• [WHAT IS EXPECTED] Nothing should be left out: output all of the entries exactly.

• [RECORDS SHOWN]
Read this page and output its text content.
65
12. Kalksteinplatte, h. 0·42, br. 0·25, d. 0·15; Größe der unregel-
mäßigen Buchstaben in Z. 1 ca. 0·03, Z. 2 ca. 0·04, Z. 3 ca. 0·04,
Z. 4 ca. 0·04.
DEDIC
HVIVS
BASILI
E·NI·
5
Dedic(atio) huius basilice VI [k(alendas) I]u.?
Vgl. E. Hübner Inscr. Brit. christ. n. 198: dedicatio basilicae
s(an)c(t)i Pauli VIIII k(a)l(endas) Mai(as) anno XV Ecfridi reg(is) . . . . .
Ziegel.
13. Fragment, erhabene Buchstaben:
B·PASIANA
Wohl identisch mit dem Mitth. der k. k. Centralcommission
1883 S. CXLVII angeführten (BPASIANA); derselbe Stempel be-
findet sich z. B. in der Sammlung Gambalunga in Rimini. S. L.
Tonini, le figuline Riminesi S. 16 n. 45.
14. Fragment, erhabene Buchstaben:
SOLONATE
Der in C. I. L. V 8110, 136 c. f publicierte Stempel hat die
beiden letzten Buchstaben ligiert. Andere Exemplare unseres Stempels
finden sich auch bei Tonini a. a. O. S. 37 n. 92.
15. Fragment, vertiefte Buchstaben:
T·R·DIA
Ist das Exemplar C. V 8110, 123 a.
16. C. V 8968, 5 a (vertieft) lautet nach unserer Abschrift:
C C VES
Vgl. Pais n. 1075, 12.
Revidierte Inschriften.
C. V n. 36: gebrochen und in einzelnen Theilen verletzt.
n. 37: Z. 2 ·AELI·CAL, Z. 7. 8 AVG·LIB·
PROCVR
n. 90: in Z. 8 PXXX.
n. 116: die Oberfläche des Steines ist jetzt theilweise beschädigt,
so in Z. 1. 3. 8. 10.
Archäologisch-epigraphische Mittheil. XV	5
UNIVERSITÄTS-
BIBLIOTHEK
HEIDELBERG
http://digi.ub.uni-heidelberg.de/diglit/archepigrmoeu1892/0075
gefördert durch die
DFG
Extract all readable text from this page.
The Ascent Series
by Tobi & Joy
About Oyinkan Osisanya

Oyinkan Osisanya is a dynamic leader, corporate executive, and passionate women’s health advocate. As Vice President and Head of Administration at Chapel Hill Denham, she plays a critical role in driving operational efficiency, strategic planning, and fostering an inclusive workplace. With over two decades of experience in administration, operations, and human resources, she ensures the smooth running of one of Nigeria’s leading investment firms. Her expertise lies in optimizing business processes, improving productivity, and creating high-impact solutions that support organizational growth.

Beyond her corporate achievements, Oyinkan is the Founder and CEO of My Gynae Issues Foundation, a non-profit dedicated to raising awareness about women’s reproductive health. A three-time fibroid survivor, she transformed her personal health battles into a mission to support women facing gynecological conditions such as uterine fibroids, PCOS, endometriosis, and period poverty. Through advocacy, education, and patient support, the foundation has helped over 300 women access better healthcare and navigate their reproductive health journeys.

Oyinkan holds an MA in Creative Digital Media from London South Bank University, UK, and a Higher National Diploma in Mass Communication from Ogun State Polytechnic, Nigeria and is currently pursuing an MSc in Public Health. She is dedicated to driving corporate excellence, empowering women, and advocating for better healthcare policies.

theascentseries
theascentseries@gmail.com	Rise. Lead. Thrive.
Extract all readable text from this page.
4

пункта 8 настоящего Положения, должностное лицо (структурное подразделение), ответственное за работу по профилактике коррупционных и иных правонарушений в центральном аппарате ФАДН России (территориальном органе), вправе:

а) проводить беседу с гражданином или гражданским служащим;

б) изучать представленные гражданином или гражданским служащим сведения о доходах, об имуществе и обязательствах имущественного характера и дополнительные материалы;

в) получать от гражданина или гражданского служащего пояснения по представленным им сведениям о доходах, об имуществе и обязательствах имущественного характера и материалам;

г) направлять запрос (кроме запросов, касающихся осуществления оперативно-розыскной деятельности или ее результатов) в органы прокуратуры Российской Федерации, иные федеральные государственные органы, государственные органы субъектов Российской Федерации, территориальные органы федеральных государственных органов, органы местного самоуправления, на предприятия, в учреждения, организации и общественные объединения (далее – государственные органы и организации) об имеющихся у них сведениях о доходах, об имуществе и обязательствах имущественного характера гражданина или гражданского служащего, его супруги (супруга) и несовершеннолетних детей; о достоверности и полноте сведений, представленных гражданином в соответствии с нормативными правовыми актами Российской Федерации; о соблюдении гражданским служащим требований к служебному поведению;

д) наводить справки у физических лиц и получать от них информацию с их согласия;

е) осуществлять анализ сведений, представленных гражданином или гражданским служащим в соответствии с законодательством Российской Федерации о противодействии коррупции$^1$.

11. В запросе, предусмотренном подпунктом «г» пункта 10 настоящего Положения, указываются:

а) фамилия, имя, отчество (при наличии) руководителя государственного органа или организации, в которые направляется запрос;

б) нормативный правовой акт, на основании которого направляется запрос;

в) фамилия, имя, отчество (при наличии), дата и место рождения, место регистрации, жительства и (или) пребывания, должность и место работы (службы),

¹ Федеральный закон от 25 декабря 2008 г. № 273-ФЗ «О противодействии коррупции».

• [FINISHED TASK]
Read this page and output its text content.
65
12. Kalksteinplatte, h. 0·42, br. 0·25, d. 0·15; Größe der unregel-
mäßigen Buchstaben in Z. 1 ca. 0·03, Z. 2 ca. 0·04, Z. 3 ca. 0·04,
Z. 4 ca. 0·04.
DEDIC
HVIVS
BASILI
E·NI·
5
Dedic(atio) huius basilice VI [k(alendas) I]u.?
Vgl. E. Hübner Inscr. Brit. christ. n. 198: dedicatio basilicae
s(an)c(t)i Pauli VIIII k(a)l(endas) Mai(as) anno XV Ecfridi reg(is) . . . . .
Ziegel.
13. Fragment, erhabene Buchstaben:
B·PASIANA
Wohl identisch mit dem Mitth. der k. k. Centralcommission
1883 S. CXLVII angeführten (BPASIANA); derselbe Stempel be-
findet sich z. B. in der Sammlung Gambalunga in Rimini. S. L.
Tonini, le figuline Riminesi S. 16 n. 45.
14. Fragment, erhabene Buchstaben:
SOLONATE
Der in C. I. L. V 8110, 136 c. f publicierte Stempel hat die
beiden letzten Buchstaben ligiert. Andere Exemplare unseres Stempels
finden sich auch bei Tonini a. a. O. S. 37 n. 92.
15. Fragment, vertiefte Buchstaben:
T·R·DIA
Ist das Exemplar C. V 8110, 123 a.
16. C. V 8968, 5 a (vertieft) lautet nach unserer Abschrift:
C C VES
Vgl. Pais n. 1075, 12.
Revidierte Inschriften.
C. V n. 36: gebrochen und in einzelnen Theilen verletzt.
n. 37: Z. 2 ·AELI·CAL, Z. 7. 8 AVG·LIB·
PROCVR
n. 90: in Z. 8 PXXX.
n. 116: die Oberfläche des Steines ist jetzt theilweise beschädigt,
so in Z. 1. 3. 8. 10.
Archäologisch-epigraphische Mittheil. XV	5
UNIVERSITÄTS-
BIBLIOTHEK
HEIDELBERG
http://digi.ub.uni-heidelberg.de/diglit/archepigrmoeu1892/0075
gefördert durch die
DFG
Extract all readable text from this page.
The Ascent Series
by Tobi & Joy
About Oyinkan Osisanya

Oyinkan Osisanya is a dynamic leader, corporate executive, and passionate women’s health advocate. As Vice President and Head of Administration at Chapel Hill Denham, she plays a critical role in driving operational efficiency, strategic planning, and fostering an inclusive workplace. With over two decades of experience in administration, operations, and human resources, she ensures the smooth running of one of Nigeria’s leading investment firms. Her expertise lies in optimizing business processes, improving productivity, and creating high-impact solutions that support organizational growth.

Beyond her corporate achievements, Oyinkan is the Founder and CEO of My Gynae Issues Foundation, a non-profit dedicated to raising awareness about women’s reproductive health. A three-time fibroid survivor, she transformed her personal health battles into a mission to support women facing gynecological conditions such as uterine fibroids, PCOS, endometriosis, and period poverty. Through advocacy, education, and patient support, the foundation has helped over 300 women access better healthcare and navigate their reproductive health journeys.

Oyinkan holds an MA in Creative Digital Media from London South Bank University, UK, and a Higher National Diploma in Mass Communication from Ogun State Polytechnic, Nigeria and is currently pursuing an MSc in Public Health. She is dedicated to driving corporate excellence, empowering women, and advocating for better healthcare policies.

theascentseries
theascentseries@gmail.com	Rise. Lead. Thrive.
Extract all readable text from this page.
4

пункта 8 настоящего Положения, должностное лицо (структурное подразделение), ответственное за работу по профилактике коррупционных и иных правонарушений в центральном аппарате ФАДН России (территориальном органе), вправе:

а) проводить беседу с гражданином или гражданским служащим;

б) изучать представленные гражданином или гражданским служащим сведения о доходах, об имуществе и обязательствах имущественного характера и дополнительные материалы;

в) получать от гражданина или гражданского служащего пояснения по представленным им сведениям о доходах, об имуществе и обязательствах имущественного характера и материалам;

г) направлять запрос (кроме запросов, касающихся осуществления оперативно-розыскной деятельности или ее результатов) в органы прокуратуры Российской Федерации, иные федеральные государственные органы, государственные органы субъектов Российской Федерации, территориальные органы федеральных государственных органов, органы местного самоуправления, на предприятия, в учреждения, организации и общественные объединения (далее – государственные органы и организации) об имеющихся у них сведениях о доходах, об имуществе и обязательствах имущественного характера гражданина или гражданского служащего, его супруги (супруга) и несовершеннолетних детей; о достоверности и полноте сведений, представленных гражданином в соответствии с нормативными правовыми актами Российской Федерации; о соблюдении гражданским служащим требований к служебному поведению;

д) наводить справки у физических лиц и получать от них информацию с их согласия;

е) осуществлять анализ сведений, представленных гражданином или гражданским служащим в соответствии с законодательством Российской Федерации о противодействии коррупции$^1$.

11. В запросе, предусмотренном подпунктом «г» пункта 10 настоящего Положения, указываются:

а) фамилия, имя, отчество (при наличии) руководителя государственного органа или организации, в которые направляется запрос;

б) нормативный правовой акт, на основании которого направляется запрос;

в) фамилия, имя, отчество (при наличии), дата и место рождения, место регистрации, жительства и (или) пребывания, должность и место работы (службы),

¹ Федеральный закон от 25 декабря 2008 г. № 273-ФЗ «О противодействии коррупции».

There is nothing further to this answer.